• **To do**: Reproduce the records. Keep every word exact and include no images.

• **Records provided**:
━━━━

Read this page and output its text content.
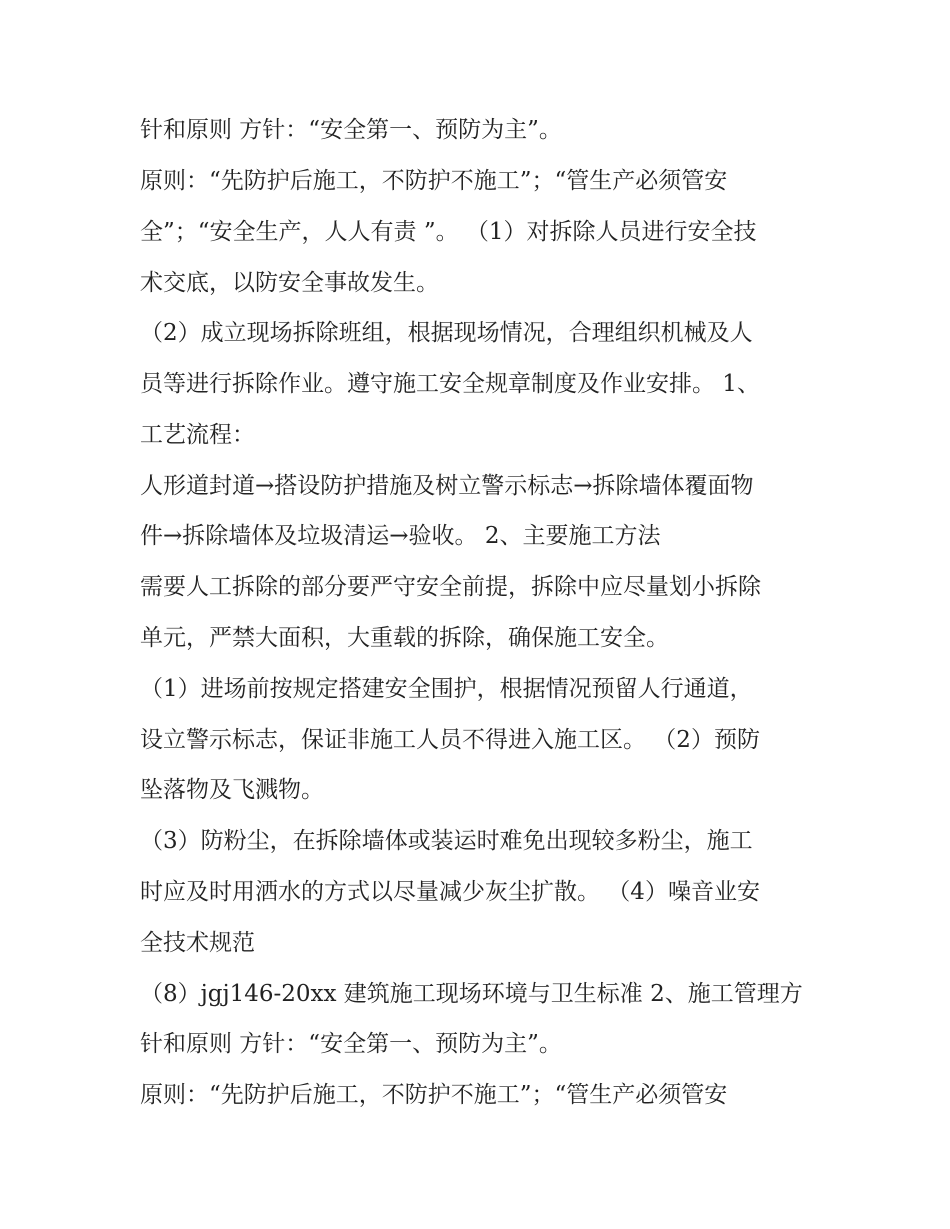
针和原则 方针：“安全第一、预防为主”。
原则：“先防护后施工，不防护不施工”；“管生产必须管安
全”；“安全生产，人人有责 ”。 （1）对拆除人员进行安全技
术交底，以防安全事故发生。
（2）成立现场拆除班组，根据现场情况，合理组织机械及人
员等进行拆除作业。遵守施工安全规章制度及作业安排。 1、
工艺流程：
人形道封道→搭设防护措施及树立警示标志→拆除墙体覆面物
件→拆除墙体及垃圾清运→验收。 2、主要施工方法
需要人工拆除的部分要严守安全前提，拆除中应尽量划小拆除
单元，严禁大面积，大重载的拆除，确保施工安全。
（1）进场前按规定搭建安全围护，根据情况预留人行通道，
设立警示标志，保证非施工人员不得进入施工区。 （2）预防
坠落物及飞溅物。
（3）防粉尘，在拆除墙体或装运时难免出现较多粉尘，施工
时应及时用洒水的方式以尽量减少灰尘扩散。 （4）噪音业安
全技术规范
（8）jgj146-20xx 建筑施工现场环境与卫生标准 2、施工管理方
针和原则 方针：“安全第一、预防为主”。
原则：“先防护后施工，不防护不施工”；“管生产必须管安
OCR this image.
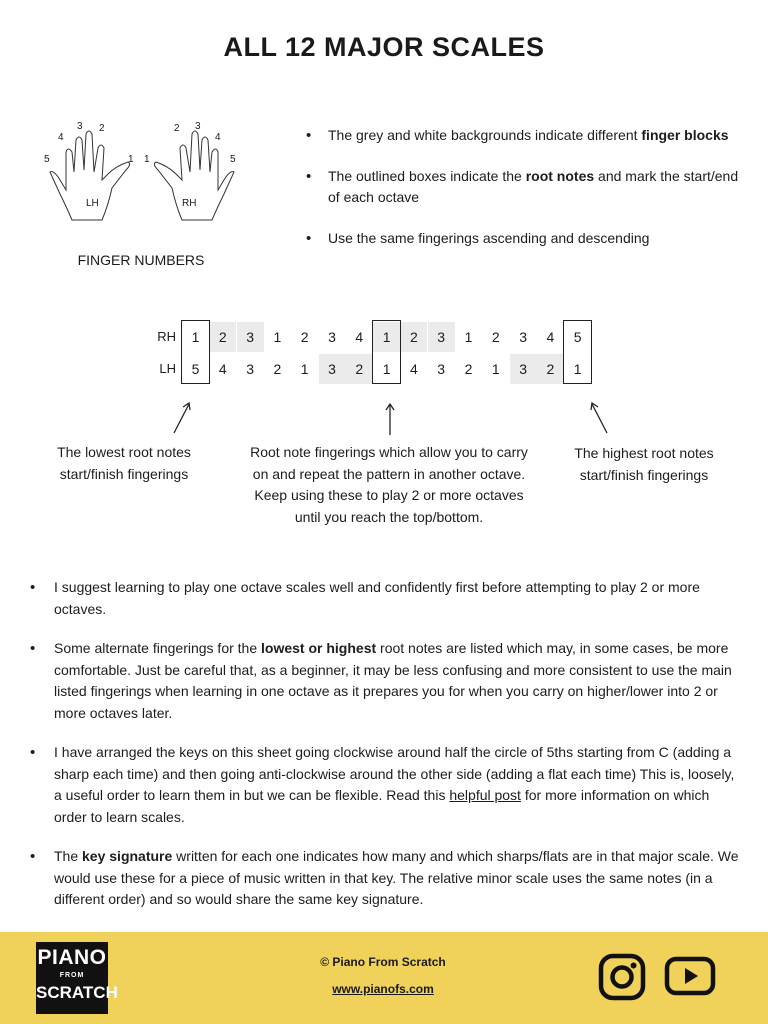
ALL 12 MAJOR SCALES
5
4
3 2
1 1
2 3
4
5
LH	RH
FINGER NUMBERS
• The grey and white backgrounds indicate different finger blocks
• The outlined boxes indicate the root notes and mark the start/end of each octave
• Use the same fingerings ascending and descending
RH
LH
1	2	3	1	2	3	4	1	2	3	1	2	3	4	5
5	4	3	2	1	3	2	1	4	3	2	1	3	2	1
The lowest root notes start/finish fingerings
Root note fingerings which allow you to carry on and repeat the pattern in another octave. Keep using these to play 2 or more octaves until you reach the top/bottom.
The highest root notes start/finish fingerings
• I suggest learning to play one octave scales well and confidently first before attempting to play 2 or more octaves.
• Some alternate fingerings for the lowest or highest root notes are listed which may, in some cases, be more comfortable. Just be careful that, as a beginner, it may be less confusing and more consistent to use the main listed fingerings when learning in one octave as it prepares you for when you carry on higher/lower into 2 or more octaves later.
• I have arranged the keys on this sheet going clockwise around half the circle of 5ths starting from C (adding a sharp each time) and then going anti-clockwise around the other side (adding a flat each time) This is, loosely, a useful order to learn them in but we can be flexible. Read this helpful post for more information on which order to learn scales.
• The key signature written for each one indicates how many and which sharps/flats are in that major scale. We would use these for a piece of music written in that key. The relative minor scale uses the same notes (in a different order) and so would share the same key signature.
PIANO
FROM
SCRATCH
© Piano From Scratch
www.pianofs.com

━━━━

• **Solution below**:
Read this page and output its text content.
针和原则 方针：“安全第一、预防为主”。
原则：“先防护后施工，不防护不施工”；“管生产必须管安
全”；“安全生产，人人有责 ”。 （1）对拆除人员进行安全技
术交底，以防安全事故发生。
（2）成立现场拆除班组，根据现场情况，合理组织机械及人
员等进行拆除作业。遵守施工安全规章制度及作业安排。 1、
工艺流程：
人形道封道→搭设防护措施及树立警示标志→拆除墙体覆面物
件→拆除墙体及垃圾清运→验收。 2、主要施工方法
需要人工拆除的部分要严守安全前提，拆除中应尽量划小拆除
单元，严禁大面积，大重载的拆除，确保施工安全。
（1）进场前按规定搭建安全围护，根据情况预留人行通道，
设立警示标志，保证非施工人员不得进入施工区。 （2）预防
坠落物及飞溅物。
（3）防粉尘，在拆除墙体或装运时难免出现较多粉尘，施工
时应及时用洒水的方式以尽量减少灰尘扩散。 （4）噪音业安
全技术规范
（8）jgj146-20xx 建筑施工现场环境与卫生标准 2、施工管理方
针和原则 方针：“安全第一、预防为主”。
原则：“先防护后施工，不防护不施工”；“管生产必须管安
OCR this image.
ALL 12 MAJOR SCALES
5
4
3 2
1 1
2 3
4
5
LH	RH
FINGER NUMBERS
• The grey and white backgrounds indicate different finger blocks
• The outlined boxes indicate the root notes and mark the start/end of each octave
• Use the same fingerings ascending and descending
RH
LH
1	2	3	1	2	3	4	1	2	3	1	2	3	4	5
5	4	3	2	1	3	2	1	4	3	2	1	3	2	1
The lowest root notes start/finish fingerings
Root note fingerings which allow you to carry on and repeat the pattern in another octave. Keep using these to play 2 or more octaves until you reach the top/bottom.
The highest root notes start/finish fingerings
• I suggest learning to play one octave scales well and confidently first before attempting to play 2 or more octaves.
• Some alternate fingerings for the lowest or highest root notes are listed which may, in some cases, be more comfortable. Just be careful that, as a beginner, it may be less confusing and more consistent to use the main listed fingerings when learning in one octave as it prepares you for when you carry on higher/lower into 2 or more octaves later.
• I have arranged the keys on this sheet going clockwise around half the circle of 5ths starting from C (adding a sharp each time) and then going anti-clockwise around the other side (adding a flat each time) This is, loosely, a useful order to learn them in but we can be flexible. Read this helpful post for more information on which order to learn scales.
• The key signature written for each one indicates how many and which sharps/flats are in that major scale. We would use these for a piece of music written in that key. The relative minor scale uses the same notes (in a different order) and so would share the same key signature.
PIANO
FROM
SCRATCH
© Piano From Scratch
www.pianofs.com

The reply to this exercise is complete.